> **INSTRUCTIONS TO FOLLOW**:
Give back the full material, exactly as it reads.

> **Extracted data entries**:

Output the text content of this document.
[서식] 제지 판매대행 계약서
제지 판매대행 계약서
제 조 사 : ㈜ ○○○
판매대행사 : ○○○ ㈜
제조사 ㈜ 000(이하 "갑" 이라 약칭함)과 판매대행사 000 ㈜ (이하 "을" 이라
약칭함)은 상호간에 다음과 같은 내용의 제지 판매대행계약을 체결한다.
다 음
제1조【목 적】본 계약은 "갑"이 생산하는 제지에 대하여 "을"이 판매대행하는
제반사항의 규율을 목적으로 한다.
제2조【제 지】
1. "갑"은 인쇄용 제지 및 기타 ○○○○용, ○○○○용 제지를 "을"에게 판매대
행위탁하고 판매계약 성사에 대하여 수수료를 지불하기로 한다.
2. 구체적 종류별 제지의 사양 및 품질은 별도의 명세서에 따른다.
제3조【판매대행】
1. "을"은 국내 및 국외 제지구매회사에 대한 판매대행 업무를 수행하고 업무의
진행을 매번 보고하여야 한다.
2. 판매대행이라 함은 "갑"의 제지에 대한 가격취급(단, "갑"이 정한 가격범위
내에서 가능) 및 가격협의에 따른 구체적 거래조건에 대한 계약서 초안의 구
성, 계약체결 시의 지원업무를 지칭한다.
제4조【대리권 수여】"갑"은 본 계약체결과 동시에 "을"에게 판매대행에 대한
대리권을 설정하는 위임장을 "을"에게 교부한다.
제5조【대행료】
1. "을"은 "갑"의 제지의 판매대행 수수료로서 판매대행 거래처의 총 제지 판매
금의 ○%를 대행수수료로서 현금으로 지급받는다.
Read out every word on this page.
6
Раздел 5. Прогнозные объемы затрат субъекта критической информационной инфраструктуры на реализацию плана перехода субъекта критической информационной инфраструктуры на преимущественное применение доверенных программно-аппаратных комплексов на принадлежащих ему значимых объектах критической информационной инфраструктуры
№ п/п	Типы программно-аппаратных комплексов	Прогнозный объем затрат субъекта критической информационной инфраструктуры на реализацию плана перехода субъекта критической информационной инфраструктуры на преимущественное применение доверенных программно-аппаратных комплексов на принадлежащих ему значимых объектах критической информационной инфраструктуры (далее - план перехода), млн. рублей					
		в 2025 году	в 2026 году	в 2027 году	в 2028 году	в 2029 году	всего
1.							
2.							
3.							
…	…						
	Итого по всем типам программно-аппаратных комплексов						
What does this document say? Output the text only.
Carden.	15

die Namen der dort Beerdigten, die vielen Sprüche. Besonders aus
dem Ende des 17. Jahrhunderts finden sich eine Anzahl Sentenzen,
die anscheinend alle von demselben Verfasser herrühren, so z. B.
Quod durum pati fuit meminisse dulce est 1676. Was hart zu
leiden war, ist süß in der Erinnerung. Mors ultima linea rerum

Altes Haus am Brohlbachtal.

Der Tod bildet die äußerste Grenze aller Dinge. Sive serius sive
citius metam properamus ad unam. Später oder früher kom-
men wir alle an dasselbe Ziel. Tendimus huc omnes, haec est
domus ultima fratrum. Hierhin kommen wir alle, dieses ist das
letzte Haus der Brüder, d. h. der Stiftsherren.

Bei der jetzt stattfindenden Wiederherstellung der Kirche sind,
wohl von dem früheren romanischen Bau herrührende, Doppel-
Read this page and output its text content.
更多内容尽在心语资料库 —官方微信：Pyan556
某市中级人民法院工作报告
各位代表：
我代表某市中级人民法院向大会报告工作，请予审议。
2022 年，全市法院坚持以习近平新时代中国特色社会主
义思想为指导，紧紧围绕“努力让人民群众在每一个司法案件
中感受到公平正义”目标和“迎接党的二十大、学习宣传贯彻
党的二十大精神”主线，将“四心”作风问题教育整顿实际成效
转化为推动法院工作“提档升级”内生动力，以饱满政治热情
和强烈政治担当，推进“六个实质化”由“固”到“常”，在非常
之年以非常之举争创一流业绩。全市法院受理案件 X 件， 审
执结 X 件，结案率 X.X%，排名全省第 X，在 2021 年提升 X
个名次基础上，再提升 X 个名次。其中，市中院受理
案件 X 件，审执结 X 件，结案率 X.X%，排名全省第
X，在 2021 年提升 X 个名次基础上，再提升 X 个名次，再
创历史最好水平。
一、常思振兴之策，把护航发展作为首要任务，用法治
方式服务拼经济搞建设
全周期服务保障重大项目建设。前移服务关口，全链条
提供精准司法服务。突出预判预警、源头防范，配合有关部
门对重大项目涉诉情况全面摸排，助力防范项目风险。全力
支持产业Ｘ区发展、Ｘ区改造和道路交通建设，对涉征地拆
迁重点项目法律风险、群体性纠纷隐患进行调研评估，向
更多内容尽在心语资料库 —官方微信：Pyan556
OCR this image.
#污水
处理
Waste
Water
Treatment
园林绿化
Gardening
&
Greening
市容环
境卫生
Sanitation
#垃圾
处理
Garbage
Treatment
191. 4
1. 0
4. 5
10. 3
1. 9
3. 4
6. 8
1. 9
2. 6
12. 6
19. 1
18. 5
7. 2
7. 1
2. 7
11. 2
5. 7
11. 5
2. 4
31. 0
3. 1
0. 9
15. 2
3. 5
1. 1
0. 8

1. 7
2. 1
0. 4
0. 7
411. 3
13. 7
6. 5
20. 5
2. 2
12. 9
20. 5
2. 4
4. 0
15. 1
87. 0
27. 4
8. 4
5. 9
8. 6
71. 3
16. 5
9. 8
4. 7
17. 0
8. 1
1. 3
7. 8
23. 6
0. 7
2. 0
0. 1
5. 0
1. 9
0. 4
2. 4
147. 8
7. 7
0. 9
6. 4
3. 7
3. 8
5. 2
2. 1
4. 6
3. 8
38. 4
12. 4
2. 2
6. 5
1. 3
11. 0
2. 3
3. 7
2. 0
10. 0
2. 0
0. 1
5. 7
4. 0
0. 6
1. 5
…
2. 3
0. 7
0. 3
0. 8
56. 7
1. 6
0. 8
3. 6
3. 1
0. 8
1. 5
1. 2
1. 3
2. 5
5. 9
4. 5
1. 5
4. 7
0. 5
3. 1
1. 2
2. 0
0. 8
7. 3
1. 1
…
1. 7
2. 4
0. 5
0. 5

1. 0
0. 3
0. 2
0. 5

> **REPLY**:
Output the text content of this document.
[서식] 제지 판매대행 계약서
제지 판매대행 계약서
제 조 사 : ㈜ ○○○
판매대행사 : ○○○ ㈜
제조사 ㈜ 000(이하 "갑" 이라 약칭함)과 판매대행사 000 ㈜ (이하 "을" 이라
약칭함)은 상호간에 다음과 같은 내용의 제지 판매대행계약을 체결한다.
다 음
제1조【목 적】본 계약은 "갑"이 생산하는 제지에 대하여 "을"이 판매대행하는
제반사항의 규율을 목적으로 한다.
제2조【제 지】
1. "갑"은 인쇄용 제지 및 기타 ○○○○용, ○○○○용 제지를 "을"에게 판매대
행위탁하고 판매계약 성사에 대하여 수수료를 지불하기로 한다.
2. 구체적 종류별 제지의 사양 및 품질은 별도의 명세서에 따른다.
제3조【판매대행】
1. "을"은 국내 및 국외 제지구매회사에 대한 판매대행 업무를 수행하고 업무의
진행을 매번 보고하여야 한다.
2. 판매대행이라 함은 "갑"의 제지에 대한 가격취급(단, "갑"이 정한 가격범위
내에서 가능) 및 가격협의에 따른 구체적 거래조건에 대한 계약서 초안의 구
성, 계약체결 시의 지원업무를 지칭한다.
제4조【대리권 수여】"갑"은 본 계약체결과 동시에 "을"에게 판매대행에 대한
대리권을 설정하는 위임장을 "을"에게 교부한다.
제5조【대행료】
1. "을"은 "갑"의 제지의 판매대행 수수료로서 판매대행 거래처의 총 제지 판매
금의 ○%를 대행수수료로서 현금으로 지급받는다.
Read out every word on this page.
6
Раздел 5. Прогнозные объемы затрат субъекта критической информационной инфраструктуры на реализацию плана перехода субъекта критической информационной инфраструктуры на преимущественное применение доверенных программно-аппаратных комплексов на принадлежащих ему значимых объектах критической информационной инфраструктуры
№ п/п	Типы программно-аппаратных комплексов	Прогнозный объем затрат субъекта критической информационной инфраструктуры на реализацию плана перехода субъекта критической информационной инфраструктуры на преимущественное применение доверенных программно-аппаратных комплексов на принадлежащих ему значимых объектах критической информационной инфраструктуры (далее - план перехода), млн. рублей					
		в 2025 году	в 2026 году	в 2027 году	в 2028 году	в 2029 году	всего
1.							
2.							
3.							
…	…						
	Итого по всем типам программно-аппаратных комплексов						
What does this document say? Output the text only.
Carden.	15

die Namen der dort Beerdigten, die vielen Sprüche. Besonders aus
dem Ende des 17. Jahrhunderts finden sich eine Anzahl Sentenzen,
die anscheinend alle von demselben Verfasser herrühren, so z. B.
Quod durum pati fuit meminisse dulce est 1676. Was hart zu
leiden war, ist süß in der Erinnerung. Mors ultima linea rerum

Altes Haus am Brohlbachtal.

Der Tod bildet die äußerste Grenze aller Dinge. Sive serius sive
citius metam properamus ad unam. Später oder früher kom-
men wir alle an dasselbe Ziel. Tendimus huc omnes, haec est
domus ultima fratrum. Hierhin kommen wir alle, dieses ist das
letzte Haus der Brüder, d. h. der Stiftsherren.

Bei der jetzt stattfindenden Wiederherstellung der Kirche sind,
wohl von dem früheren romanischen Bau herrührende, Doppel-
Read this page and output its text content.
更多内容尽在心语资料库 —官方微信：Pyan556
某市中级人民法院工作报告
各位代表：
我代表某市中级人民法院向大会报告工作，请予审议。
2022 年，全市法院坚持以习近平新时代中国特色社会主
义思想为指导，紧紧围绕“努力让人民群众在每一个司法案件
中感受到公平正义”目标和“迎接党的二十大、学习宣传贯彻
党的二十大精神”主线，将“四心”作风问题教育整顿实际成效
转化为推动法院工作“提档升级”内生动力，以饱满政治热情
和强烈政治担当，推进“六个实质化”由“固”到“常”，在非常
之年以非常之举争创一流业绩。全市法院受理案件 X 件， 审
执结 X 件，结案率 X.X%，排名全省第 X，在 2021 年提升 X
个名次基础上，再提升 X 个名次。其中，市中院受理
案件 X 件，审执结 X 件，结案率 X.X%，排名全省第
X，在 2021 年提升 X 个名次基础上，再提升 X 个名次，再
创历史最好水平。
一、常思振兴之策，把护航发展作为首要任务，用法治
方式服务拼经济搞建设
全周期服务保障重大项目建设。前移服务关口，全链条
提供精准司法服务。突出预判预警、源头防范，配合有关部
门对重大项目涉诉情况全面摸排，助力防范项目风险。全力
支持产业Ｘ区发展、Ｘ区改造和道路交通建设，对涉征地拆
迁重点项目法律风险、群体性纠纷隐患进行调研评估，向
更多内容尽在心语资料库 —官方微信：Pyan556
OCR this image.
#污水
处理
Waste
Water
Treatment
园林绿化
Gardening
&
Greening
市容环
境卫生
Sanitation
#垃圾
处理
Garbage
Treatment
191. 4
1. 0
4. 5
10. 3
1. 9
3. 4
6. 8
1. 9
2. 6
12. 6
19. 1
18. 5
7. 2
7. 1
2. 7
11. 2
5. 7
11. 5
2. 4
31. 0
3. 1
0. 9
15. 2
3. 5
1. 1
0. 8

1. 7
2. 1
0. 4
0. 7
411. 3
13. 7
6. 5
20. 5
2. 2
12. 9
20. 5
2. 4
4. 0
15. 1
87. 0
27. 4
8. 4
5. 9
8. 6
71. 3
16. 5
9. 8
4. 7
17. 0
8. 1
1. 3
7. 8
23. 6
0. 7
2. 0
0. 1
5. 0
1. 9
0. 4
2. 4
147. 8
7. 7
0. 9
6. 4
3. 7
3. 8
5. 2
2. 1
4. 6
3. 8
38. 4
12. 4
2. 2
6. 5
1. 3
11. 0
2. 3
3. 7
2. 0
10. 0
2. 0
0. 1
5. 7
4. 0
0. 6
1. 5
…
2. 3
0. 7
0. 3
0. 8
56. 7
1. 6
0. 8
3. 6
3. 1
0. 8
1. 5
1. 2
1. 3
2. 5
5. 9
4. 5
1. 5
4. 7
0. 5
3. 1
1. 2
2. 0
0. 8
7. 3
1. 1
…
1. 7
2. 4
0. 5
0. 5

1. 0
0. 3
0. 2
0. 5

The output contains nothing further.